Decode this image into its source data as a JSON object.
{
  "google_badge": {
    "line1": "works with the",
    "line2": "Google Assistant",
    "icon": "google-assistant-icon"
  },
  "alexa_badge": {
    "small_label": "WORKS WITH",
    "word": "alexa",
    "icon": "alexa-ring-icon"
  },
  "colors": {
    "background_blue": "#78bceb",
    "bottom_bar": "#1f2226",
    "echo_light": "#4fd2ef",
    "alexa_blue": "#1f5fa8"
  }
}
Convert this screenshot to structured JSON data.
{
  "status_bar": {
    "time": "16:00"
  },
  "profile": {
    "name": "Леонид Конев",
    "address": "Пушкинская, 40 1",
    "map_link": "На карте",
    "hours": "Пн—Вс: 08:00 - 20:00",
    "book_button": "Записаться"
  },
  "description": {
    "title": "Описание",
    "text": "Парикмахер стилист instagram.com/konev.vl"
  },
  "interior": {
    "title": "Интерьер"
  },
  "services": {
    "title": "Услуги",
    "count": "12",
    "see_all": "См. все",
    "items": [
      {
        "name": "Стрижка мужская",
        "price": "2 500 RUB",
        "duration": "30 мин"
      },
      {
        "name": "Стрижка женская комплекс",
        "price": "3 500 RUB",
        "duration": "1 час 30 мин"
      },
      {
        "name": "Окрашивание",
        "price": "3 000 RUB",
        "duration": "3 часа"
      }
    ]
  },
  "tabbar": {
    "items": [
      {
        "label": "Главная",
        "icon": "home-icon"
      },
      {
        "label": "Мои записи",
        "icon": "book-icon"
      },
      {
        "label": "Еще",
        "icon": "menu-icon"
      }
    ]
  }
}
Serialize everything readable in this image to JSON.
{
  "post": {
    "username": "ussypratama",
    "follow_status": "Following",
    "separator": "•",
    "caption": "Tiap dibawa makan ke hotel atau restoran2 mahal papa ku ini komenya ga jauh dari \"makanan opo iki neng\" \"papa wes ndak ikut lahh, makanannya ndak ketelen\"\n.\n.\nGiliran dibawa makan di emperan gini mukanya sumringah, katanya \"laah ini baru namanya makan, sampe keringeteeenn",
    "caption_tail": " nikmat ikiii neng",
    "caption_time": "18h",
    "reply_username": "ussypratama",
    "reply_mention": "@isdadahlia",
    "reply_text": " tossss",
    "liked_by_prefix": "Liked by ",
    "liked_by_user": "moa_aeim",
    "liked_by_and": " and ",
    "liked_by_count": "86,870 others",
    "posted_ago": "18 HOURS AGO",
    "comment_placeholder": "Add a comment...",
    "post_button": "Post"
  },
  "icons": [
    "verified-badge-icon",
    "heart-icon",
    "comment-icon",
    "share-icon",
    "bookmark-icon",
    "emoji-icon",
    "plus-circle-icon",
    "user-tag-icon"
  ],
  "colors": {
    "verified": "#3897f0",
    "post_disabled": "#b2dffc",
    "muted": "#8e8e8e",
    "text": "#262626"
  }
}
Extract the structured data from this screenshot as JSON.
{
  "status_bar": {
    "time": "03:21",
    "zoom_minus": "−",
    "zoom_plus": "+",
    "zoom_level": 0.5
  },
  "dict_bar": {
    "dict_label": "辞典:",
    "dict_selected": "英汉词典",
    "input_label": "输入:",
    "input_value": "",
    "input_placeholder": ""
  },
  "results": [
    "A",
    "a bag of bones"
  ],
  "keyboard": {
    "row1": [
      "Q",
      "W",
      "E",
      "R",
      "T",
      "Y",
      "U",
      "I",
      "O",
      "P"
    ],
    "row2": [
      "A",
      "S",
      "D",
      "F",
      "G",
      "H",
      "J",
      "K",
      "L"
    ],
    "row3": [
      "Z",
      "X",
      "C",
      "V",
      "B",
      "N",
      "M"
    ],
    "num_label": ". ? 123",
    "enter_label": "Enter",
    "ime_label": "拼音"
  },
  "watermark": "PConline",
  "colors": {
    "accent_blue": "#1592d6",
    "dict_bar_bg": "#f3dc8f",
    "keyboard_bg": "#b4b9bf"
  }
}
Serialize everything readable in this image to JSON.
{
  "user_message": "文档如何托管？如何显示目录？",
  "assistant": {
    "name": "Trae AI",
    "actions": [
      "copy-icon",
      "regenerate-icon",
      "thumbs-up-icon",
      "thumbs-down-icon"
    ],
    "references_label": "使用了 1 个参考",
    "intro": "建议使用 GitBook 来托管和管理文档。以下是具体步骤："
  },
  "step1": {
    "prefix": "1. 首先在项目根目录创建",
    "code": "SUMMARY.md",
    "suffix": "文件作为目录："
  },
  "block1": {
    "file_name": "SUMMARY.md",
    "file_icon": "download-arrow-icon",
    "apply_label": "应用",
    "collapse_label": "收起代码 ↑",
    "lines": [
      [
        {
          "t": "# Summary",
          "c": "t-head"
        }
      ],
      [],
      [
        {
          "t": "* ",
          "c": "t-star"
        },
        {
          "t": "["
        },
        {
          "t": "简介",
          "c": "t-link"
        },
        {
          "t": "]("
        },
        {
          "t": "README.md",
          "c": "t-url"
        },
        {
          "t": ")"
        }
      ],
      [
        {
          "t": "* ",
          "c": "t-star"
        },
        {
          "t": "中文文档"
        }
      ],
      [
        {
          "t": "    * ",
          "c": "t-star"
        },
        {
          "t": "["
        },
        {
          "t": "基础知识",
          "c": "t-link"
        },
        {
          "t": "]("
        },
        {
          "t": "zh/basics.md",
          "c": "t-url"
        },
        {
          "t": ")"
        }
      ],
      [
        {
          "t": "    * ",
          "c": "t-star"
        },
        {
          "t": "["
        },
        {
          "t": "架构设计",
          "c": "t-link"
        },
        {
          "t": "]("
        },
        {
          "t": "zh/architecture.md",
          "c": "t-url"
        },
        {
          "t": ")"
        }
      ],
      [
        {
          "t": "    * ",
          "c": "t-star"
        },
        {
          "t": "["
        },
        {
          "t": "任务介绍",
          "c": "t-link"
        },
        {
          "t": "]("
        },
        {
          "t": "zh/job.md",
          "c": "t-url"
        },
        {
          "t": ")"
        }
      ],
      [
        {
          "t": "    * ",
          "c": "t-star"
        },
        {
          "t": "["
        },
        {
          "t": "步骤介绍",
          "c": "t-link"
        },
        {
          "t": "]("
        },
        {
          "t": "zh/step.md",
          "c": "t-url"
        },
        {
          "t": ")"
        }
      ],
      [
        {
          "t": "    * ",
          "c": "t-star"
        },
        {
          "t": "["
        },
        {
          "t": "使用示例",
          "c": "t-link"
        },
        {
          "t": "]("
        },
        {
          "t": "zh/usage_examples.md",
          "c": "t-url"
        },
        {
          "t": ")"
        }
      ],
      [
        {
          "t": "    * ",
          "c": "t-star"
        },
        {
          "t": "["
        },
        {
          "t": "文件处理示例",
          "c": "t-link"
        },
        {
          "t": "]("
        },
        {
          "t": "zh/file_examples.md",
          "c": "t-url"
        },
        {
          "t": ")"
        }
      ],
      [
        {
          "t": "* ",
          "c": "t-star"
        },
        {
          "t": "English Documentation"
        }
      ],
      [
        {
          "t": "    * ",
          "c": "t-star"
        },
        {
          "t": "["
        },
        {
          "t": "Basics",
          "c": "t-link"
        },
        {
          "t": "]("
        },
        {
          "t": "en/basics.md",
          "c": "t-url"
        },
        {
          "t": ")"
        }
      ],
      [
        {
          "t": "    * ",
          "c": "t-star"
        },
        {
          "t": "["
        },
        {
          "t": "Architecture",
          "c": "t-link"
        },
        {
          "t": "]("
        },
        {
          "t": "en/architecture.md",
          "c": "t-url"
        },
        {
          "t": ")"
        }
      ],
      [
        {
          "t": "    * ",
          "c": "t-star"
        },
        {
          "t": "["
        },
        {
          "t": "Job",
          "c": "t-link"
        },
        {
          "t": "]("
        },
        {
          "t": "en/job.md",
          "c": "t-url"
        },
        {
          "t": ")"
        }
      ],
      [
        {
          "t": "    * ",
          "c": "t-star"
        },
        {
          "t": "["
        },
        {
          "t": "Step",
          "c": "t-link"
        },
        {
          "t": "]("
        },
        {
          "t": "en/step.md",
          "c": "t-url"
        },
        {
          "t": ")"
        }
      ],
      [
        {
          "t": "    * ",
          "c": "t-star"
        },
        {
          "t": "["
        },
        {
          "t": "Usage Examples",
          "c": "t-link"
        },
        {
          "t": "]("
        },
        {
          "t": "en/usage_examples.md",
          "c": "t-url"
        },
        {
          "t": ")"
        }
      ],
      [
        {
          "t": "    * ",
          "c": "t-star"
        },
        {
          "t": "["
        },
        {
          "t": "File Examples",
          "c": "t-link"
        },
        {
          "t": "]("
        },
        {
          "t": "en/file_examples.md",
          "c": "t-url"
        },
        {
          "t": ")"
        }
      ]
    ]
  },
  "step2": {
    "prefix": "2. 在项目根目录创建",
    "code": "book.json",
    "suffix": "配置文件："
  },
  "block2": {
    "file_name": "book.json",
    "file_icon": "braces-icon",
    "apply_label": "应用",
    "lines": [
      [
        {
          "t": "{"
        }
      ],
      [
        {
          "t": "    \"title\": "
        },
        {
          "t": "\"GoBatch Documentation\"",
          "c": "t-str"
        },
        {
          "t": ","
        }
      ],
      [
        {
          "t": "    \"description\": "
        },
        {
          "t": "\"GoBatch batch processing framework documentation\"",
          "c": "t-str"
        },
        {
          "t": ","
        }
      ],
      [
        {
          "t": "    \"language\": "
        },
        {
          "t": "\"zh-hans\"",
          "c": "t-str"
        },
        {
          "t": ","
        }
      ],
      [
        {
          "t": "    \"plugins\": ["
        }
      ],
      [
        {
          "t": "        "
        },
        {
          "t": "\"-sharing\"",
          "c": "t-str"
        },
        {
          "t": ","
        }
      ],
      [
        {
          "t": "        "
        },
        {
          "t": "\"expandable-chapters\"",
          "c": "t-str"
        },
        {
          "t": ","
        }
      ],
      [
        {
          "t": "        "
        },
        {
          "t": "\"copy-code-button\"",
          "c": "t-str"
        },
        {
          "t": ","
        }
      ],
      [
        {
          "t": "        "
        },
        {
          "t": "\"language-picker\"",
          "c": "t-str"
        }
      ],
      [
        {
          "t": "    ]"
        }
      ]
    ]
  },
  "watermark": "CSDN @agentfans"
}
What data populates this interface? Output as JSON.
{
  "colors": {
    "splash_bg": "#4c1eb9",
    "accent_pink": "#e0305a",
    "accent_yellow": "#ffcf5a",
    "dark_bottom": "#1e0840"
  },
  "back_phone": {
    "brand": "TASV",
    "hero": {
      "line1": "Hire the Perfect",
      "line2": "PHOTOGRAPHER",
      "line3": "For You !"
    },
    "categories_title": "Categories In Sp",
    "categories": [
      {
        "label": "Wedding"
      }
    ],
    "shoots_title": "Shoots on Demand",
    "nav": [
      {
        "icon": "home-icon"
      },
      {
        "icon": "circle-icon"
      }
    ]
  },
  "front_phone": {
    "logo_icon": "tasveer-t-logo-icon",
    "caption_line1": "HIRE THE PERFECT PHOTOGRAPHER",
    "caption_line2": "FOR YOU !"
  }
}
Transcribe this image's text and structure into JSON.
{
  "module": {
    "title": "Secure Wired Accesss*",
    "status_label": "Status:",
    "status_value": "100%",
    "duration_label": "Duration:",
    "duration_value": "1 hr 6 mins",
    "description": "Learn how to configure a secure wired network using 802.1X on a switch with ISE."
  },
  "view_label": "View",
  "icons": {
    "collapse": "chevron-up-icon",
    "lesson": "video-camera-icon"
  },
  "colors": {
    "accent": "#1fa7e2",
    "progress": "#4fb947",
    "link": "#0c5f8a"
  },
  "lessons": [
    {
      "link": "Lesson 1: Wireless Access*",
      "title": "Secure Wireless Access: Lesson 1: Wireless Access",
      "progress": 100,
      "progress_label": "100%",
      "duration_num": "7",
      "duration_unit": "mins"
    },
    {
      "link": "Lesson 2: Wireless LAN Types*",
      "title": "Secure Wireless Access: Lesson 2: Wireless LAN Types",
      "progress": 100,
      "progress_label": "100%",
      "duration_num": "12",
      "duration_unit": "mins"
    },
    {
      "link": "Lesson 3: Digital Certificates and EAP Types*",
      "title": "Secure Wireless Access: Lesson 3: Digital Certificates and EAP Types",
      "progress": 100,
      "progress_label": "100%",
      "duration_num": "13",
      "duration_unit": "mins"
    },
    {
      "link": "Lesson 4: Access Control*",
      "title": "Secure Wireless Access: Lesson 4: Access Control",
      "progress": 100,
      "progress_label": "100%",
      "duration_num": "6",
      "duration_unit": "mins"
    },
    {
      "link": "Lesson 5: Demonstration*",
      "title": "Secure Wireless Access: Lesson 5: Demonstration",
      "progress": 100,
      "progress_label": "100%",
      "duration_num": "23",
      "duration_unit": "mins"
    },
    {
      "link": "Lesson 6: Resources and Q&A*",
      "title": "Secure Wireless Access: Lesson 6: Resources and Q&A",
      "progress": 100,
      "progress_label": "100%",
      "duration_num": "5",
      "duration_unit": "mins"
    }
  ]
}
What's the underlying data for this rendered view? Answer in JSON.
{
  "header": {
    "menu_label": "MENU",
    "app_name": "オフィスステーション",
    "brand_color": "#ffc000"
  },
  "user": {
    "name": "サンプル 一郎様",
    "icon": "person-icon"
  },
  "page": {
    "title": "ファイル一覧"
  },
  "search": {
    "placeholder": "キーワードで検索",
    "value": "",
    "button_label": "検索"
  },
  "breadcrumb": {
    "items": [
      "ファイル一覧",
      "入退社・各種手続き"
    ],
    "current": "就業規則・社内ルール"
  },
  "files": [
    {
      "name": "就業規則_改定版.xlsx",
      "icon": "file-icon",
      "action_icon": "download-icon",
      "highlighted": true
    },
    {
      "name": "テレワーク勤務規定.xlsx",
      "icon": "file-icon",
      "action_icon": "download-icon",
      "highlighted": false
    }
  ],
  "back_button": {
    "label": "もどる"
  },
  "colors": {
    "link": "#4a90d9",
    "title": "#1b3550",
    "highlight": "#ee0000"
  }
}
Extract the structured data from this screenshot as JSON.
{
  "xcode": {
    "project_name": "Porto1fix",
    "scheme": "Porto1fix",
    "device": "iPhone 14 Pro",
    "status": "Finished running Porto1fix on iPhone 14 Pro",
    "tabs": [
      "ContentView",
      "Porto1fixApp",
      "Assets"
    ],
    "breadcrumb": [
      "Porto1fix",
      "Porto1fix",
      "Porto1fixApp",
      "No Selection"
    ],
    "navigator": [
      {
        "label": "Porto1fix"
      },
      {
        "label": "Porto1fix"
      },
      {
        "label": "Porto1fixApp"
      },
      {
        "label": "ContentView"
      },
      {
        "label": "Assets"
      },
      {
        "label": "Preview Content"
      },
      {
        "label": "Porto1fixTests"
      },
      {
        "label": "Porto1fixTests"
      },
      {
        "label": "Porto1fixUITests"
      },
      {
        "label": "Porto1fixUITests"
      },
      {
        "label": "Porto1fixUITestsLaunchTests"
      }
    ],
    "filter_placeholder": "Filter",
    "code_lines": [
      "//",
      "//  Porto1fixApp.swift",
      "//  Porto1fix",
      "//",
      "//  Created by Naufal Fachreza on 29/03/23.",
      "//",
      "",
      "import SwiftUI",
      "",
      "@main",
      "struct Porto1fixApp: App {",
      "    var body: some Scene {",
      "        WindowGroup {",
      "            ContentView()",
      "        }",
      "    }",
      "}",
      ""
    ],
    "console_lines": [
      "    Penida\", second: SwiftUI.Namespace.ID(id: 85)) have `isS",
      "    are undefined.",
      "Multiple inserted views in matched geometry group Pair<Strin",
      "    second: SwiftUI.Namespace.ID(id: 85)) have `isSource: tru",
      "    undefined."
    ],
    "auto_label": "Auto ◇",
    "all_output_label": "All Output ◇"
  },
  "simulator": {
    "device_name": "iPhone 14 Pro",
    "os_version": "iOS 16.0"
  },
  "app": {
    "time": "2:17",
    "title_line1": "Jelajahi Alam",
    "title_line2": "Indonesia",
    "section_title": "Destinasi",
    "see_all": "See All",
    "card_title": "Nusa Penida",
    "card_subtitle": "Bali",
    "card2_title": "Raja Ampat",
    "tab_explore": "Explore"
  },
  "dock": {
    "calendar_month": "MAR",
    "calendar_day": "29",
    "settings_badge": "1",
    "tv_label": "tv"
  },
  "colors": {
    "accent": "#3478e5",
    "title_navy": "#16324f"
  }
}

══════════

Written task:
Check each line above for the string "Wireless" and show the ones that have it.

Exercise solution:
      "link": "Lesson 1: Wireless Access*",
      "title": "Secure Wireless Access: Lesson 1: Wireless Access",
      "link": "Lesson 2: Wireless LAN Types*",
      "title": "Secure Wireless Access: Lesson 2: Wireless LAN Types",
      "title": "Secure Wireless Access: Lesson 3: Digital Certificates and EAP Types",
      "title": "Secure Wireless Access: Lesson 4: Access Control",
      "title": "Secure Wireless Access: Lesson 5: Demonstration",
      "title": "Secure Wireless Access: Lesson 6: Resources and Q&A",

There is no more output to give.